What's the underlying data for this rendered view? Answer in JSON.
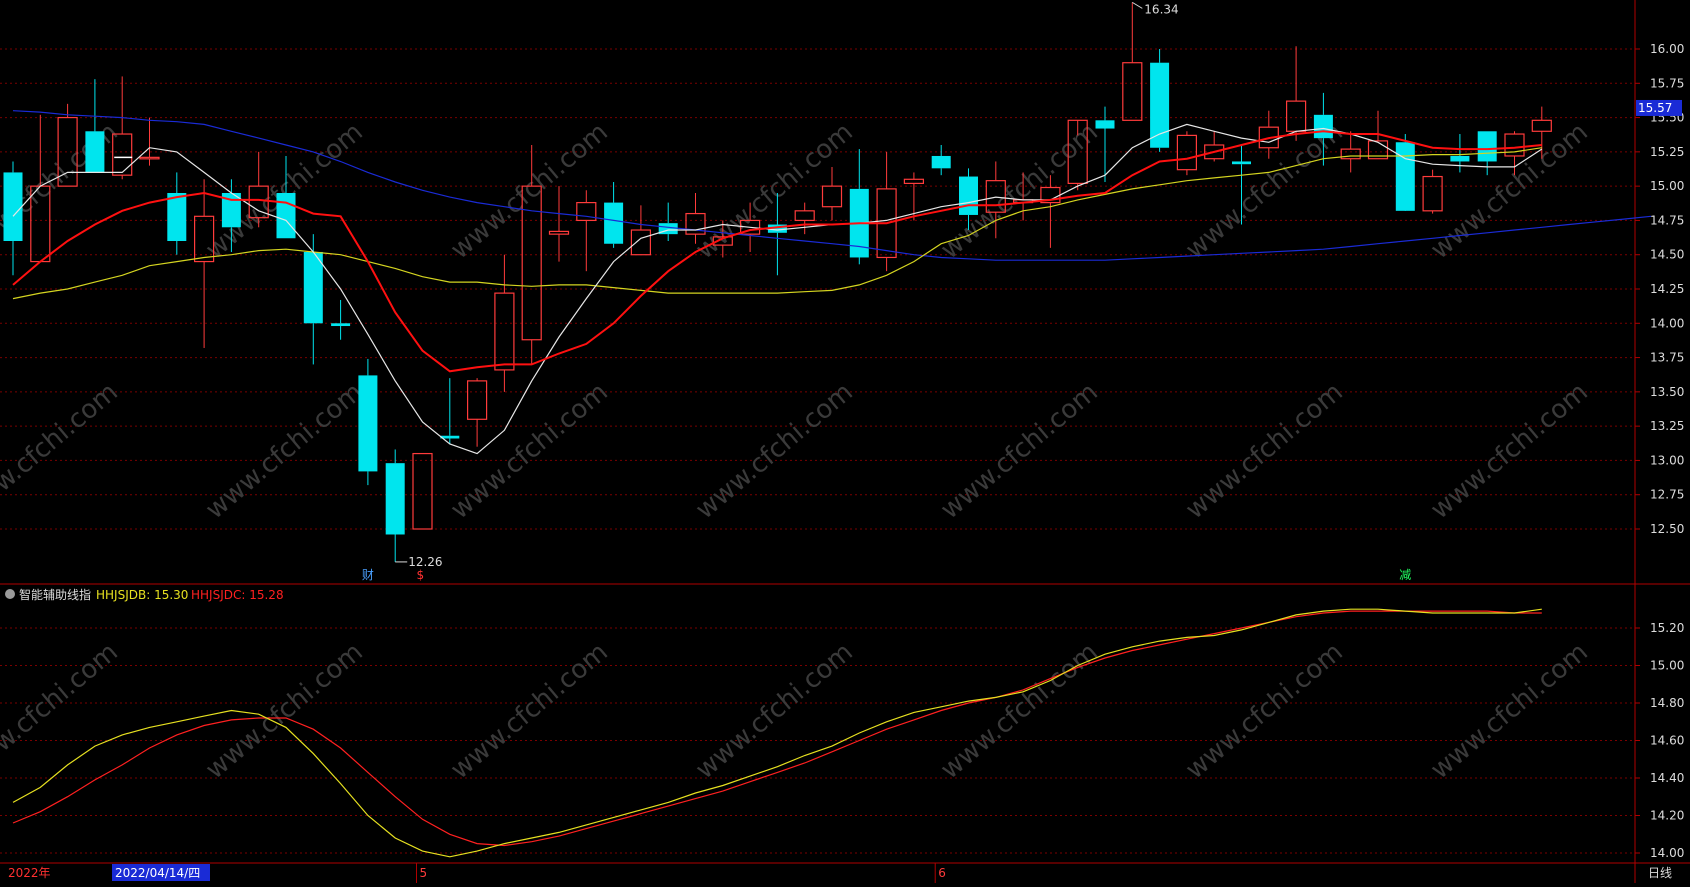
{
  "colors": {
    "background": "#000000",
    "grid": "#7a0000",
    "axis": "#b00000",
    "up": "#ff3b3b",
    "down": "#00e5ee",
    "ma5": "#e6e6e6",
    "ma10": "#ff1010",
    "ma20": "#d4d420",
    "ma60": "#1a2bd6",
    "sub_db": "#e6e020",
    "sub_dc": "#ff2020",
    "label_text": "#dcdcdc",
    "price_tag_bg": "#1a2bd6"
  },
  "price_panel": {
    "last_price_tag": "15.57",
    "high_label": "16.34",
    "low_label": "12.26",
    "markers": [
      {
        "text": "财",
        "color": "#4aa0ff",
        "index": 13
      },
      {
        "text": "$",
        "color": "#ff3030",
        "index": 15
      },
      {
        "text": "减",
        "color": "#20ff60",
        "index": 51
      }
    ]
  },
  "indicator": {
    "name": "智能辅助线指",
    "line1_label": "HHJSJDB: 15.30",
    "line2_label": "HHJSJDC: 15.28"
  },
  "bottom_axis": {
    "year_label": "2022年",
    "cursor_date": "2022/04/14/四",
    "month_labels": [
      {
        "text": "5",
        "index": 15
      },
      {
        "text": "6",
        "index": 34
      }
    ],
    "period_button": "日线"
  },
  "chart_data": [
    {
      "type": "candlestick",
      "ylim": [
        12.1,
        16.4
      ],
      "y_ticks": [
        "16.00",
        "15.75",
        "15.50",
        "15.25",
        "15.00",
        "14.75",
        "14.50",
        "14.25",
        "14.00",
        "13.75",
        "13.50",
        "13.25",
        "13.00",
        "12.75",
        "12.50"
      ],
      "ohlc": [
        [
          15.1,
          15.18,
          14.35,
          14.6
        ],
        [
          14.45,
          15.52,
          14.45,
          15.0
        ],
        [
          15.0,
          15.6,
          15.0,
          15.5
        ],
        [
          15.4,
          15.78,
          15.4,
          15.1
        ],
        [
          15.08,
          15.8,
          15.05,
          15.38
        ],
        [
          15.2,
          15.5,
          15.15,
          15.21
        ],
        [
          14.95,
          15.1,
          14.5,
          14.6
        ],
        [
          14.45,
          15.05,
          13.82,
          14.78
        ],
        [
          14.95,
          15.05,
          14.52,
          14.7
        ],
        [
          14.77,
          15.25,
          14.7,
          15.0
        ],
        [
          14.95,
          15.22,
          14.62,
          14.62
        ],
        [
          14.52,
          14.65,
          13.7,
          14.0
        ],
        [
          14.0,
          14.17,
          13.88,
          13.98
        ],
        [
          13.62,
          13.74,
          12.82,
          12.92
        ],
        [
          12.98,
          13.08,
          12.26,
          12.46
        ],
        [
          12.5,
          13.05,
          12.5,
          13.05
        ],
        [
          13.18,
          13.6,
          13.12,
          13.16
        ],
        [
          13.3,
          13.6,
          13.1,
          13.58
        ],
        [
          13.66,
          14.5,
          13.5,
          14.22
        ],
        [
          13.88,
          15.3,
          13.7,
          15.0
        ],
        [
          14.65,
          15.0,
          14.45,
          14.67
        ],
        [
          14.75,
          14.97,
          14.38,
          14.88
        ],
        [
          14.88,
          15.03,
          14.55,
          14.58
        ],
        [
          14.5,
          14.86,
          14.5,
          14.68
        ],
        [
          14.73,
          14.88,
          14.6,
          14.65
        ],
        [
          14.65,
          14.95,
          14.58,
          14.8
        ],
        [
          14.57,
          14.75,
          14.48,
          14.63
        ],
        [
          14.65,
          14.88,
          14.52,
          14.75
        ],
        [
          14.72,
          14.95,
          14.35,
          14.66
        ],
        [
          14.75,
          14.88,
          14.65,
          14.82
        ],
        [
          14.85,
          15.14,
          14.75,
          15.0
        ],
        [
          14.98,
          15.27,
          14.43,
          14.48
        ],
        [
          14.48,
          15.25,
          14.38,
          14.98
        ],
        [
          15.02,
          15.1,
          14.75,
          15.05
        ],
        [
          15.22,
          15.3,
          15.08,
          15.13
        ],
        [
          15.07,
          15.13,
          14.68,
          14.79
        ],
        [
          14.81,
          15.18,
          14.62,
          15.04
        ],
        [
          14.88,
          15.1,
          14.75,
          14.9
        ],
        [
          14.88,
          15.08,
          14.55,
          14.99
        ],
        [
          15.02,
          15.37,
          14.97,
          15.48
        ],
        [
          15.48,
          15.58,
          15.03,
          15.42
        ],
        [
          15.48,
          16.34,
          15.48,
          15.9
        ],
        [
          15.9,
          16.0,
          15.25,
          15.28
        ],
        [
          15.12,
          15.4,
          15.08,
          15.37
        ],
        [
          15.2,
          15.4,
          15.18,
          15.3
        ],
        [
          15.18,
          15.3,
          14.72,
          15.16
        ],
        [
          15.28,
          15.55,
          15.2,
          15.43
        ],
        [
          15.4,
          16.02,
          15.33,
          15.62
        ],
        [
          15.52,
          15.68,
          15.15,
          15.35
        ],
        [
          15.2,
          15.4,
          15.1,
          15.27
        ],
        [
          15.2,
          15.55,
          15.2,
          15.33
        ],
        [
          15.32,
          15.38,
          14.83,
          14.82
        ],
        [
          14.82,
          15.12,
          14.8,
          15.07
        ],
        [
          15.22,
          15.38,
          15.1,
          15.18
        ],
        [
          15.4,
          15.4,
          15.08,
          15.18
        ],
        [
          15.22,
          15.4,
          15.08,
          15.38
        ],
        [
          15.4,
          15.58,
          15.2,
          15.48
        ]
      ],
      "ma5": [
        14.78,
        15.0,
        15.1,
        15.1,
        15.1,
        15.28,
        15.25,
        15.1,
        14.95,
        14.82,
        14.75,
        14.52,
        14.25,
        13.92,
        13.58,
        13.28,
        13.12,
        13.05,
        13.22,
        13.58,
        13.9,
        14.18,
        14.45,
        14.62,
        14.68,
        14.68,
        14.72,
        14.7,
        14.68,
        14.7,
        14.72,
        14.73,
        14.75,
        14.8,
        14.85,
        14.88,
        14.92,
        14.9,
        14.9,
        15.0,
        15.08,
        15.28,
        15.38,
        15.45,
        15.4,
        15.35,
        15.32,
        15.4,
        15.42,
        15.38,
        15.32,
        15.2,
        15.16,
        15.15,
        15.14,
        15.14,
        15.27
      ],
      "ma10": [
        14.28,
        14.45,
        14.6,
        14.72,
        14.82,
        14.88,
        14.92,
        14.95,
        14.9,
        14.9,
        14.88,
        14.8,
        14.78,
        14.45,
        14.08,
        13.8,
        13.65,
        13.68,
        13.7,
        13.7,
        13.78,
        13.85,
        14.0,
        14.2,
        14.38,
        14.52,
        14.62,
        14.68,
        14.7,
        14.72,
        14.72,
        14.73,
        14.73,
        14.78,
        14.82,
        14.86,
        14.86,
        14.88,
        14.9,
        14.93,
        14.95,
        15.08,
        15.18,
        15.2,
        15.25,
        15.3,
        15.35,
        15.38,
        15.4,
        15.38,
        15.38,
        15.33,
        15.28,
        15.27,
        15.27,
        15.28,
        15.3
      ],
      "ma20": [
        14.18,
        14.22,
        14.25,
        14.3,
        14.35,
        14.42,
        14.45,
        14.48,
        14.5,
        14.53,
        14.54,
        14.52,
        14.5,
        14.45,
        14.4,
        14.34,
        14.3,
        14.3,
        14.28,
        14.27,
        14.28,
        14.28,
        14.26,
        14.24,
        14.22,
        14.22,
        14.22,
        14.22,
        14.22,
        14.23,
        14.24,
        14.28,
        14.35,
        14.45,
        14.58,
        14.64,
        14.75,
        14.82,
        14.85,
        14.9,
        14.94,
        14.98,
        15.01,
        15.04,
        15.06,
        15.08,
        15.1,
        15.15,
        15.2,
        15.22,
        15.22,
        15.22,
        15.23,
        15.23,
        15.24,
        15.25,
        15.28
      ],
      "ma60": [
        15.55,
        15.54,
        15.52,
        15.51,
        15.5,
        15.48,
        15.47,
        15.45,
        15.4,
        15.35,
        15.3,
        15.25,
        15.18,
        15.1,
        15.03,
        14.97,
        14.92,
        14.88,
        14.85,
        14.82,
        14.8,
        14.78,
        14.75,
        14.72,
        14.7,
        14.68,
        14.66,
        14.64,
        14.62,
        14.6,
        14.58,
        14.56,
        14.53,
        14.5,
        14.48,
        14.47,
        14.46,
        14.46,
        14.46,
        14.46,
        14.46,
        14.47,
        14.48,
        14.49,
        14.5,
        14.51,
        14.52,
        14.53,
        14.54,
        14.56,
        14.58,
        14.6,
        14.62,
        14.64,
        14.66,
        14.68,
        14.7,
        14.72,
        14.74,
        14.76,
        14.78
      ]
    },
    {
      "type": "line",
      "title": "智能辅助线指",
      "ylim": [
        13.96,
        15.36
      ],
      "y_ticks": [
        "15.20",
        "15.00",
        "14.80",
        "14.60",
        "14.40",
        "14.20",
        "14.00"
      ],
      "series": [
        {
          "name": "HHJSJDB",
          "values": [
            14.27,
            14.35,
            14.47,
            14.57,
            14.63,
            14.67,
            14.7,
            14.73,
            14.76,
            14.74,
            14.67,
            14.53,
            14.37,
            14.2,
            14.08,
            14.01,
            13.98,
            14.01,
            14.05,
            14.08,
            14.11,
            14.15,
            14.19,
            14.23,
            14.27,
            14.32,
            14.36,
            14.41,
            14.46,
            14.52,
            14.57,
            14.64,
            14.7,
            14.75,
            14.78,
            14.81,
            14.83,
            14.86,
            14.92,
            15.0,
            15.06,
            15.1,
            15.13,
            15.15,
            15.16,
            15.19,
            15.23,
            15.27,
            15.29,
            15.3,
            15.3,
            15.29,
            15.28,
            15.28,
            15.28,
            15.28,
            15.3
          ]
        },
        {
          "name": "HHJSJDC",
          "values": [
            14.16,
            14.22,
            14.3,
            14.39,
            14.47,
            14.56,
            14.63,
            14.68,
            14.71,
            14.72,
            14.72,
            14.66,
            14.56,
            14.43,
            14.3,
            14.18,
            14.1,
            14.05,
            14.04,
            14.06,
            14.09,
            14.13,
            14.17,
            14.21,
            14.25,
            14.29,
            14.33,
            14.38,
            14.43,
            14.48,
            14.54,
            14.6,
            14.66,
            14.71,
            14.76,
            14.8,
            14.83,
            14.87,
            14.93,
            14.99,
            15.04,
            15.08,
            15.11,
            15.14,
            15.17,
            15.2,
            15.23,
            15.26,
            15.28,
            15.29,
            15.29,
            15.29,
            15.29,
            15.29,
            15.29,
            15.28,
            15.28
          ]
        }
      ]
    }
  ]
}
--
_Exercise prompt:_ Using the listing above, pick out each line that contains the word "index", then copy it.

_Reply to the exercise:_
        "index": 13
        "index": 15
        "index": 51
        "index": 15
        "index": 34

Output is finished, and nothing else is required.